## Aim of the exercise
Repeat the listing exactly as given, omitting every image.

## Data lines
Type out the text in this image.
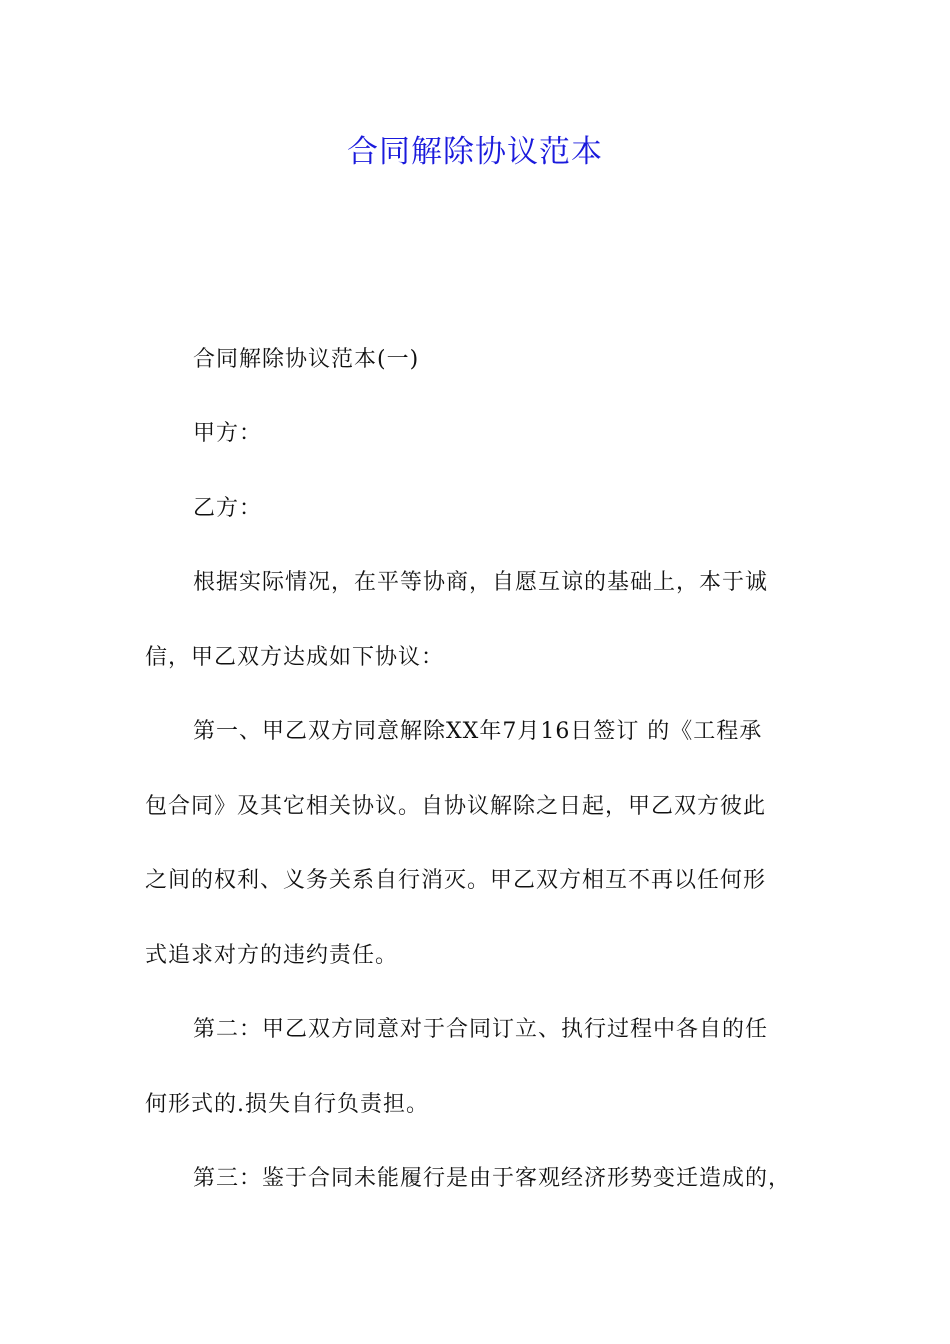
合同解除协议范本
合同解除协议范本(一)
甲方：
乙方：
根据实际情况，在平等协商，自愿互谅的基础上，本于诚
信，甲乙双方达成如下协议：
第一、甲乙双方同意解除XX年7月16日签订 的《工程承
包合同》及其它相关协议。自协议解除之日起，甲乙双方彼此
之间的权利、义务关系自行消灭。甲乙双方相互不再以任何形
式追求对方的违约责任。
第二：甲乙双方同意对于合同订立、执行过程中各自的任
何形式的.损失自行负责担。
第三：鉴于合同未能履行是由于客观经济形势变迁造成的，
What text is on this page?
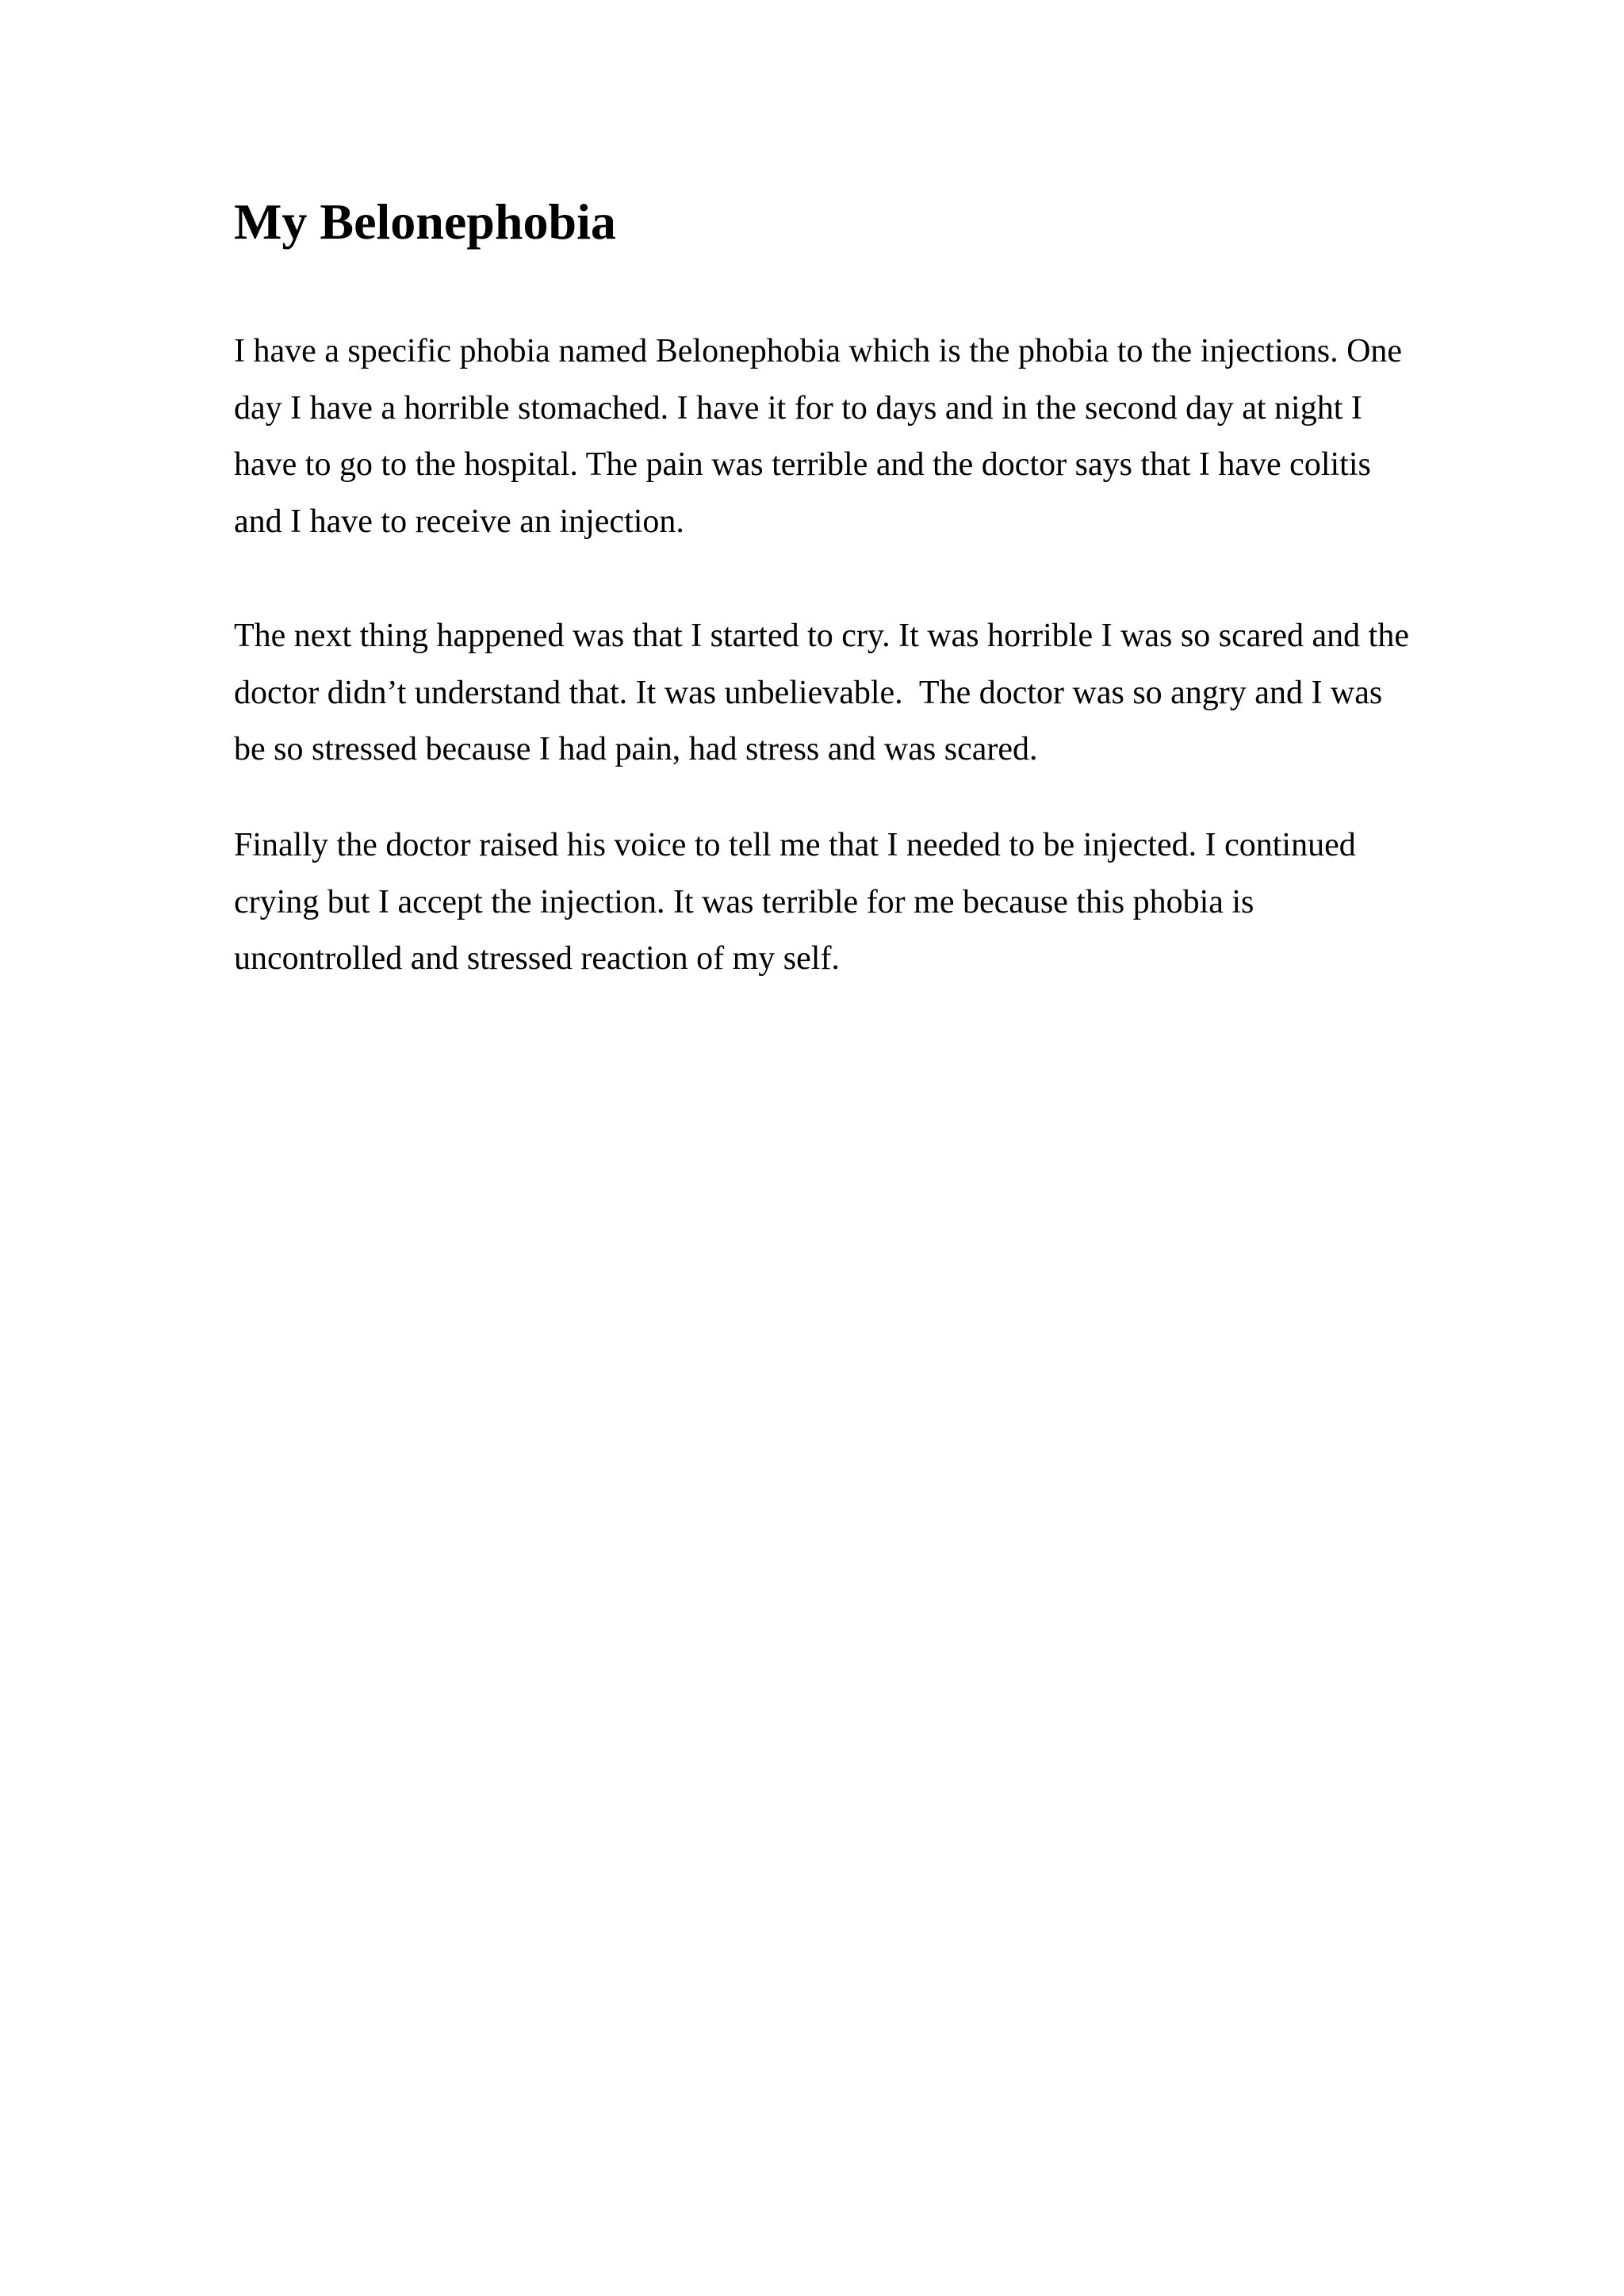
My Belonephobia

I have a specific phobia named Belonephobia which is the phobia to the injections. One
day I have a horrible stomached. I have it for to days and in the second day at night I
have to go to the hospital. The pain was terrible and the doctor says that I have colitis
and I have to receive an injection.

The next thing happened was that I started to cry. It was horrible I was so scared and the
doctor didn’t understand that. It was unbelievable.  The doctor was so angry and I was
be so stressed because I had pain, had stress and was scared.

Finally the doctor raised his voice to tell me that I needed to be injected. I continued
crying but I accept the injection. It was terrible for me because this phobia is
uncontrolled and stressed reaction of my self.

## Answer in full
Type out the text in this image.
合同解除协议范本
合同解除协议范本(一)
甲方：
乙方：
根据实际情况，在平等协商，自愿互谅的基础上，本于诚
信，甲乙双方达成如下协议：
第一、甲乙双方同意解除XX年7月16日签订 的《工程承
包合同》及其它相关协议。自协议解除之日起，甲乙双方彼此
之间的权利、义务关系自行消灭。甲乙双方相互不再以任何形
式追求对方的违约责任。
第二：甲乙双方同意对于合同订立、执行过程中各自的任
何形式的.损失自行负责担。
第三：鉴于合同未能履行是由于客观经济形势变迁造成的，
What text is on this page?
My Belonephobia

I have a specific phobia named Belonephobia which is the phobia to the injections. One
day I have a horrible stomached. I have it for to days and in the second day at night I
have to go to the hospital. The pain was terrible and the doctor says that I have colitis
and I have to receive an injection.

The next thing happened was that I started to cry. It was horrible I was so scared and the
doctor didn’t understand that. It was unbelievable.  The doctor was so angry and I was
be so stressed because I had pain, had stress and was scared.

Finally the doctor raised his voice to tell me that I needed to be injected. I continued
crying but I accept the injection. It was terrible for me because this phobia is
uncontrolled and stressed reaction of my self.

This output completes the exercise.